**TASK:**
Give the data a second time, exactly and in full.

**MATERIAL TO PROCESS:**

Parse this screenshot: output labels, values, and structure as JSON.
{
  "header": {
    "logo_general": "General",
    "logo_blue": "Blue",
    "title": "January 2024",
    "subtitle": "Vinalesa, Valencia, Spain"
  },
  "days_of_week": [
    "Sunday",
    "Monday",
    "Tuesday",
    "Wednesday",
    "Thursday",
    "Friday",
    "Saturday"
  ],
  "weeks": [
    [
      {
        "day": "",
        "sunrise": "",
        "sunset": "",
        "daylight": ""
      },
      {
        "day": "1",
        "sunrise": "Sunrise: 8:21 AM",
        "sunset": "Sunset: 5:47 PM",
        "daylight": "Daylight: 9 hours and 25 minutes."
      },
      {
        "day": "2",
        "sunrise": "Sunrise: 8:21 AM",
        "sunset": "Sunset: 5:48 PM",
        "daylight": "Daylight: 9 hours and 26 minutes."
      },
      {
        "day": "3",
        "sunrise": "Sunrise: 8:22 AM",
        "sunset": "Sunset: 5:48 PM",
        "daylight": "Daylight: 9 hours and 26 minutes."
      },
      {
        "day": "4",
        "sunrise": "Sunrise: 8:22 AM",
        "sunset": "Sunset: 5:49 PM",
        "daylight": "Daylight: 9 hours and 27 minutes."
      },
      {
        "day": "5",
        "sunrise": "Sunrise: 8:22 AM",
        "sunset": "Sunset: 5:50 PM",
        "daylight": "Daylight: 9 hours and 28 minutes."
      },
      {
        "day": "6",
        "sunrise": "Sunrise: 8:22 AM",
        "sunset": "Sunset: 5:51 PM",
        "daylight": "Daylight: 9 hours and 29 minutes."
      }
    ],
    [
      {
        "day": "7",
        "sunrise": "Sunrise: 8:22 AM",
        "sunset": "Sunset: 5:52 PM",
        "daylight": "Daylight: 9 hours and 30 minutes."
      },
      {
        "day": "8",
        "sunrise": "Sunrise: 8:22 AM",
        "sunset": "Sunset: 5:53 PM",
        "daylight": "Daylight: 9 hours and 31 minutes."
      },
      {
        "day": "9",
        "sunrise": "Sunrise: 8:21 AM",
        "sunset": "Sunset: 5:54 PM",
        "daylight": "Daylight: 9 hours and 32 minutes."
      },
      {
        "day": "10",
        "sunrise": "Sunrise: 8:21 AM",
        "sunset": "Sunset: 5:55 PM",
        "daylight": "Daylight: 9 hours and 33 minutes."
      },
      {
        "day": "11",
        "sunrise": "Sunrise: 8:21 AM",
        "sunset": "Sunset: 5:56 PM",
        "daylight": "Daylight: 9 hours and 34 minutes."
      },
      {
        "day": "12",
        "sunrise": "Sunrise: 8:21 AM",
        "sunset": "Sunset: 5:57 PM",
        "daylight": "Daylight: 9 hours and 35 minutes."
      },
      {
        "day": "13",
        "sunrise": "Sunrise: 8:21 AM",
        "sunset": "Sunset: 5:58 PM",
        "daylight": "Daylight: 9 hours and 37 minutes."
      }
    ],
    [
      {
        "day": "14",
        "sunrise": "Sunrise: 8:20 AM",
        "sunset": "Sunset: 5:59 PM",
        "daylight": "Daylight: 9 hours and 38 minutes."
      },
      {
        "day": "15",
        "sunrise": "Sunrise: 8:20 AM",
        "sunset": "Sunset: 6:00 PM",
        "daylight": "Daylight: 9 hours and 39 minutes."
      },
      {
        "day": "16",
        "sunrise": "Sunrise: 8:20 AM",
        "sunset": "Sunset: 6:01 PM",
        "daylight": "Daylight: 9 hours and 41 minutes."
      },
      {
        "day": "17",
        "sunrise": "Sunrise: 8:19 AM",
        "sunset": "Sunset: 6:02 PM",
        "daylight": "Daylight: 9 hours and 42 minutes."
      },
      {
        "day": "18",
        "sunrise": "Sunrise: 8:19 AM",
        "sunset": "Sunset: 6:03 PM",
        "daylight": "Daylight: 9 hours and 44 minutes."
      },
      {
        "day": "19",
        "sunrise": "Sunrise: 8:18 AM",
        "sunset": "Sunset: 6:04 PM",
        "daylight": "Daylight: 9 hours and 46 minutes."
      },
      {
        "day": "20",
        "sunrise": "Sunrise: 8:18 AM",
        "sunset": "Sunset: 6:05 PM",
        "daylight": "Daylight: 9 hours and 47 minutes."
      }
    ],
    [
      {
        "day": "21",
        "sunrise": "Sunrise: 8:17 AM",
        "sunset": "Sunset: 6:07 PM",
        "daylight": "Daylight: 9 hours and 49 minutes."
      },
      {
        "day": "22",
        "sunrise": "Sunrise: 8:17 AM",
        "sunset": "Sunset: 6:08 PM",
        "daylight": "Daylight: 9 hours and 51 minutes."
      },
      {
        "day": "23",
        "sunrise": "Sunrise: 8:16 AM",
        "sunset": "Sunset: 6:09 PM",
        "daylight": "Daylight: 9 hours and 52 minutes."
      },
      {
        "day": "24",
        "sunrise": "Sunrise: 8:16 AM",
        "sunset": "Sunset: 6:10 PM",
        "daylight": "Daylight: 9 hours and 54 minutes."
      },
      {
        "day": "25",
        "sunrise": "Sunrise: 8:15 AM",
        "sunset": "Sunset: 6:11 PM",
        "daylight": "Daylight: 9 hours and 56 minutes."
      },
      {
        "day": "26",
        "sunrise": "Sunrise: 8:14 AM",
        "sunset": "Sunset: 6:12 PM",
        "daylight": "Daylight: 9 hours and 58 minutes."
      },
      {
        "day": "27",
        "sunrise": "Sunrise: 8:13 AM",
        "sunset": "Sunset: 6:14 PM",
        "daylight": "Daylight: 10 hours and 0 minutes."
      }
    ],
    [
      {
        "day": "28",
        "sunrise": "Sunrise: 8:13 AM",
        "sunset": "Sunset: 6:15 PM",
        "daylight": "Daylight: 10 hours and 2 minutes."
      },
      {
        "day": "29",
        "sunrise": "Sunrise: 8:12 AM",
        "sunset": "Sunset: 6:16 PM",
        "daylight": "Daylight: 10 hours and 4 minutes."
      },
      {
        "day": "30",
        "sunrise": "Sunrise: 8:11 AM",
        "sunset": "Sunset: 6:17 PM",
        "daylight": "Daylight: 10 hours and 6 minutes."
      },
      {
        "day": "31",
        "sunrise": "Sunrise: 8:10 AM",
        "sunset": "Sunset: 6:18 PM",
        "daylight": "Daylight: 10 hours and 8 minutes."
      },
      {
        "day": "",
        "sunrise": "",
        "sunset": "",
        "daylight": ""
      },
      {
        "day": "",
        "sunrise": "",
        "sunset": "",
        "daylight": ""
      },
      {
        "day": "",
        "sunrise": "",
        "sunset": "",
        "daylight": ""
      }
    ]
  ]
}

**EXERCISE OUTPUT:**
Parse this screenshot: output labels, values, and structure as JSON.
{
  "header": {
    "logo_general": "General",
    "logo_blue": "Blue",
    "title": "January 2024",
    "subtitle": "Vinalesa, Valencia, Spain"
  },
  "days_of_week": [
    "Sunday",
    "Monday",
    "Tuesday",
    "Wednesday",
    "Thursday",
    "Friday",
    "Saturday"
  ],
  "weeks": [
    [
      {
        "day": "",
        "sunrise": "",
        "sunset": "",
        "daylight": ""
      },
      {
        "day": "1",
        "sunrise": "Sunrise: 8:21 AM",
        "sunset": "Sunset: 5:47 PM",
        "daylight": "Daylight: 9 hours and 25 minutes."
      },
      {
        "day": "2",
        "sunrise": "Sunrise: 8:21 AM",
        "sunset": "Sunset: 5:48 PM",
        "daylight": "Daylight: 9 hours and 26 minutes."
      },
      {
        "day": "3",
        "sunrise": "Sunrise: 8:22 AM",
        "sunset": "Sunset: 5:48 PM",
        "daylight": "Daylight: 9 hours and 26 minutes."
      },
      {
        "day": "4",
        "sunrise": "Sunrise: 8:22 AM",
        "sunset": "Sunset: 5:49 PM",
        "daylight": "Daylight: 9 hours and 27 minutes."
      },
      {
        "day": "5",
        "sunrise": "Sunrise: 8:22 AM",
        "sunset": "Sunset: 5:50 PM",
        "daylight": "Daylight: 9 hours and 28 minutes."
      },
      {
        "day": "6",
        "sunrise": "Sunrise: 8:22 AM",
        "sunset": "Sunset: 5:51 PM",
        "daylight": "Daylight: 9 hours and 29 minutes."
      }
    ],
    [
      {
        "day": "7",
        "sunrise": "Sunrise: 8:22 AM",
        "sunset": "Sunset: 5:52 PM",
        "daylight": "Daylight: 9 hours and 30 minutes."
      },
      {
        "day": "8",
        "sunrise": "Sunrise: 8:22 AM",
        "sunset": "Sunset: 5:53 PM",
        "daylight": "Daylight: 9 hours and 31 minutes."
      },
      {
        "day": "9",
        "sunrise": "Sunrise: 8:21 AM",
        "sunset": "Sunset: 5:54 PM",
        "daylight": "Daylight: 9 hours and 32 minutes."
      },
      {
        "day": "10",
        "sunrise": "Sunrise: 8:21 AM",
        "sunset": "Sunset: 5:55 PM",
        "daylight": "Daylight: 9 hours and 33 minutes."
      },
      {
        "day": "11",
        "sunrise": "Sunrise: 8:21 AM",
        "sunset": "Sunset: 5:56 PM",
        "daylight": "Daylight: 9 hours and 34 minutes."
      },
      {
        "day": "12",
        "sunrise": "Sunrise: 8:21 AM",
        "sunset": "Sunset: 5:57 PM",
        "daylight": "Daylight: 9 hours and 35 minutes."
      },
      {
        "day": "13",
        "sunrise": "Sunrise: 8:21 AM",
        "sunset": "Sunset: 5:58 PM",
        "daylight": "Daylight: 9 hours and 37 minutes."
      }
    ],
    [
      {
        "day": "14",
        "sunrise": "Sunrise: 8:20 AM",
        "sunset": "Sunset: 5:59 PM",
        "daylight": "Daylight: 9 hours and 38 minutes."
      },
      {
        "day": "15",
        "sunrise": "Sunrise: 8:20 AM",
        "sunset": "Sunset: 6:00 PM",
        "daylight": "Daylight: 9 hours and 39 minutes."
      },
      {
        "day": "16",
        "sunrise": "Sunrise: 8:20 AM",
        "sunset": "Sunset: 6:01 PM",
        "daylight": "Daylight: 9 hours and 41 minutes."
      },
      {
        "day": "17",
        "sunrise": "Sunrise: 8:19 AM",
        "sunset": "Sunset: 6:02 PM",
        "daylight": "Daylight: 9 hours and 42 minutes."
      },
      {
        "day": "18",
        "sunrise": "Sunrise: 8:19 AM",
        "sunset": "Sunset: 6:03 PM",
        "daylight": "Daylight: 9 hours and 44 minutes."
      },
      {
        "day": "19",
        "sunrise": "Sunrise: 8:18 AM",
        "sunset": "Sunset: 6:04 PM",
        "daylight": "Daylight: 9 hours and 46 minutes."
      },
      {
        "day": "20",
        "sunrise": "Sunrise: 8:18 AM",
        "sunset": "Sunset: 6:05 PM",
        "daylight": "Daylight: 9 hours and 47 minutes."
      }
    ],
    [
      {
        "day": "21",
        "sunrise": "Sunrise: 8:17 AM",
        "sunset": "Sunset: 6:07 PM",
        "daylight": "Daylight: 9 hours and 49 minutes."
      },
      {
        "day": "22",
        "sunrise": "Sunrise: 8:17 AM",
        "sunset": "Sunset: 6:08 PM",
        "daylight": "Daylight: 9 hours and 51 minutes."
      },
      {
        "day": "23",
        "sunrise": "Sunrise: 8:16 AM",
        "sunset": "Sunset: 6:09 PM",
        "daylight": "Daylight: 9 hours and 52 minutes."
      },
      {
        "day": "24",
        "sunrise": "Sunrise: 8:16 AM",
        "sunset": "Sunset: 6:10 PM",
        "daylight": "Daylight: 9 hours and 54 minutes."
      },
      {
        "day": "25",
        "sunrise": "Sunrise: 8:15 AM",
        "sunset": "Sunset: 6:11 PM",
        "daylight": "Daylight: 9 hours and 56 minutes."
      },
      {
        "day": "26",
        "sunrise": "Sunrise: 8:14 AM",
        "sunset": "Sunset: 6:12 PM",
        "daylight": "Daylight: 9 hours and 58 minutes."
      },
      {
        "day": "27",
        "sunrise": "Sunrise: 8:13 AM",
        "sunset": "Sunset: 6:14 PM",
        "daylight": "Daylight: 10 hours and 0 minutes."
      }
    ],
    [
      {
        "day": "28",
        "sunrise": "Sunrise: 8:13 AM",
        "sunset": "Sunset: 6:15 PM",
        "daylight": "Daylight: 10 hours and 2 minutes."
      },
      {
        "day": "29",
        "sunrise": "Sunrise: 8:12 AM",
        "sunset": "Sunset: 6:16 PM",
        "daylight": "Daylight: 10 hours and 4 minutes."
      },
      {
        "day": "30",
        "sunrise": "Sunrise: 8:11 AM",
        "sunset": "Sunset: 6:17 PM",
        "daylight": "Daylight: 10 hours and 6 minutes."
      },
      {
        "day": "31",
        "sunrise": "Sunrise: 8:10 AM",
        "sunset": "Sunset: 6:18 PM",
        "daylight": "Daylight: 10 hours and 8 minutes."
      },
      {
        "day": "",
        "sunrise": "",
        "sunset": "",
        "daylight": ""
      },
      {
        "day": "",
        "sunrise": "",
        "sunset": "",
        "daylight": ""
      },
      {
        "day": "",
        "sunrise": "",
        "sunset": "",
        "daylight": ""
      }
    ]
  ]
}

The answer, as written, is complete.